▶ **RAW RECORDS**
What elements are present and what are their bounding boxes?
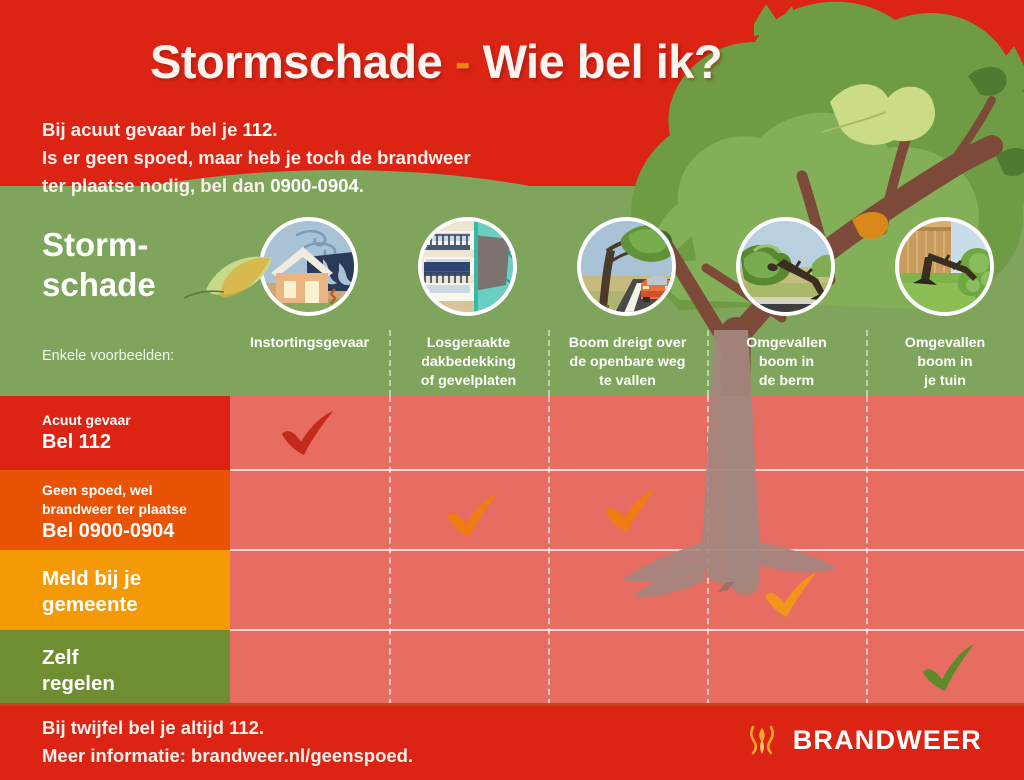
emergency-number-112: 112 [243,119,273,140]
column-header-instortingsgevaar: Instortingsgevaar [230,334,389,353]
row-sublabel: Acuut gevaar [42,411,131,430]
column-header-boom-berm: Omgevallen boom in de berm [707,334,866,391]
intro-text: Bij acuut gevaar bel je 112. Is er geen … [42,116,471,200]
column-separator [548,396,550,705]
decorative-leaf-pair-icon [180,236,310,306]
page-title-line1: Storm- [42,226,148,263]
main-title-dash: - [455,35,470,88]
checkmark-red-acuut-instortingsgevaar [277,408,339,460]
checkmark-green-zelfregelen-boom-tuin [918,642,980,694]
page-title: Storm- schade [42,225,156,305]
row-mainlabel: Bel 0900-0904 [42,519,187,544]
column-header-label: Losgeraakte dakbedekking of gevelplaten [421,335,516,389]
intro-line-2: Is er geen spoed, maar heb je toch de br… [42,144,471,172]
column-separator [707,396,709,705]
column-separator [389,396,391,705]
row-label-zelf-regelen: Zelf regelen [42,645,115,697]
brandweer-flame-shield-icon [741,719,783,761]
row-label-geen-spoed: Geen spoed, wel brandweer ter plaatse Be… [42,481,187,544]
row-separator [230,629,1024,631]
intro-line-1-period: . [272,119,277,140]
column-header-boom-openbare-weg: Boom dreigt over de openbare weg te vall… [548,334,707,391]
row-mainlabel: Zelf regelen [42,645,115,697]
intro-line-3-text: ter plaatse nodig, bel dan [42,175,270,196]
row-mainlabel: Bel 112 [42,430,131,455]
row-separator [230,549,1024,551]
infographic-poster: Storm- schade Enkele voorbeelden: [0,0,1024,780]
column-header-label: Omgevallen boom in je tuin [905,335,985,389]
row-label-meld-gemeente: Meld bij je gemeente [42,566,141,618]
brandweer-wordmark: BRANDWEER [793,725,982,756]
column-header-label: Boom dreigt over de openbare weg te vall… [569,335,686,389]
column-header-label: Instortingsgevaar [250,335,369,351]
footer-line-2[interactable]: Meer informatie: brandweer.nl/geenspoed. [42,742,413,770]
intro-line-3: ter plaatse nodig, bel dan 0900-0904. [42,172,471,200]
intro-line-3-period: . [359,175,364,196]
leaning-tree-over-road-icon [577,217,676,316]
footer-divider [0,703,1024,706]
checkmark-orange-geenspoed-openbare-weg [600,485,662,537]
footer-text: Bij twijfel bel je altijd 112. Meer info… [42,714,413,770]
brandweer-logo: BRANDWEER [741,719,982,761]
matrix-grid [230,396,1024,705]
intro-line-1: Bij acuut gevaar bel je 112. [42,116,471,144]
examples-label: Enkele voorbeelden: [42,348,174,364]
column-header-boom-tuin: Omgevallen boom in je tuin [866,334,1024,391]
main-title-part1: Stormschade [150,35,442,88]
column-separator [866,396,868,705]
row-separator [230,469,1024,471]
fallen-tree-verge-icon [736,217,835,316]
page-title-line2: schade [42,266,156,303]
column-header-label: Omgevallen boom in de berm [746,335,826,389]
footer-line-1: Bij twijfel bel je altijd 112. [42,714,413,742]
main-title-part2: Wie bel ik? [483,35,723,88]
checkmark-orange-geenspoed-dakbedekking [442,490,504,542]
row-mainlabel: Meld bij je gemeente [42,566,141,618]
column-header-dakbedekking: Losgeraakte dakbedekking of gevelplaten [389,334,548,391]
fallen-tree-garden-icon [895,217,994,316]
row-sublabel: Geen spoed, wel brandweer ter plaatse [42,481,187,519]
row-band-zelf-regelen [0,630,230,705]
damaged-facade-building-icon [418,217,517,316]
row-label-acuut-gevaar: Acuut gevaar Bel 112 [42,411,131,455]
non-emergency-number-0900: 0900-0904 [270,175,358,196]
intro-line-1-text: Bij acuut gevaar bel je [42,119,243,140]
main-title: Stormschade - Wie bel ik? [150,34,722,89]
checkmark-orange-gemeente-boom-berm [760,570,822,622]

==

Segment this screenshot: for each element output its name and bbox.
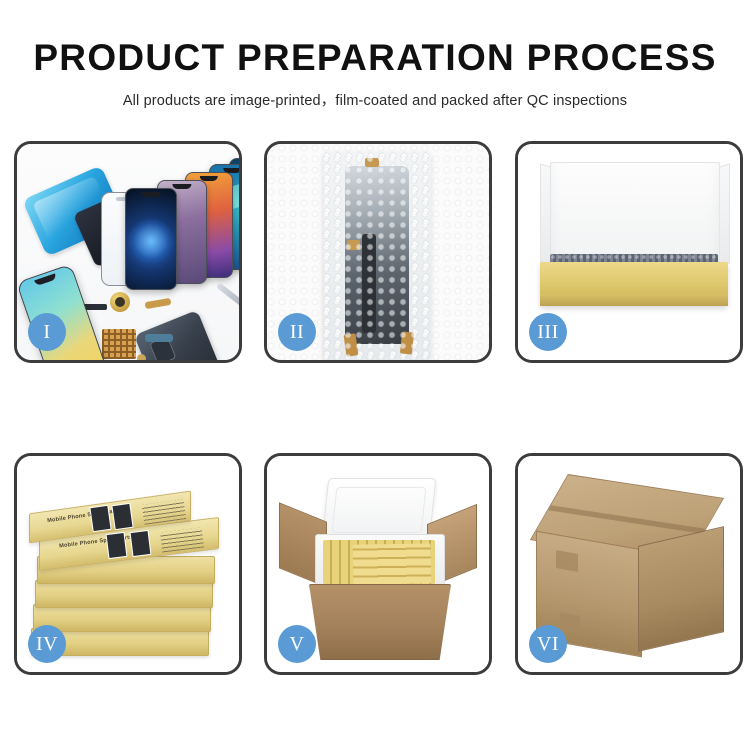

▶ **YOUR TASK**
Can you repeat everything in the records from the line containing "What elements are" down to the line containing "row-label-zelf-regelen: Zelf regelen", leaving the pictures out?

▶ **IN RESPONSE**
What elements are present and what are their bounding boxes?
emergency-number-112: 112 [243,119,273,140]
column-header-instortingsgevaar: Instortingsgevaar [230,334,389,353]
row-sublabel: Acuut gevaar [42,411,131,430]
column-header-boom-berm: Omgevallen boom in de berm [707,334,866,391]
intro-text: Bij acuut gevaar bel je 112. Is er geen … [42,116,471,200]
column-separator [548,396,550,705]
decorative-leaf-pair-icon [180,236,310,306]
page-title-line1: Storm- [42,226,148,263]
main-title-dash: - [455,35,470,88]
checkmark-red-acuut-instortingsgevaar [277,408,339,460]
checkmark-green-zelfregelen-boom-tuin [918,642,980,694]
page-title: Storm- schade [42,225,156,305]
row-mainlabel: Bel 0900-0904 [42,519,187,544]
column-header-label: Losgeraakte dakbedekking of gevelplaten [421,335,516,389]
intro-line-2: Is er geen spoed, maar heb je toch de br… [42,144,471,172]
column-separator [707,396,709,705]
column-separator [389,396,391,705]
row-label-zelf-regelen: Zelf regelen [42,645,115,697]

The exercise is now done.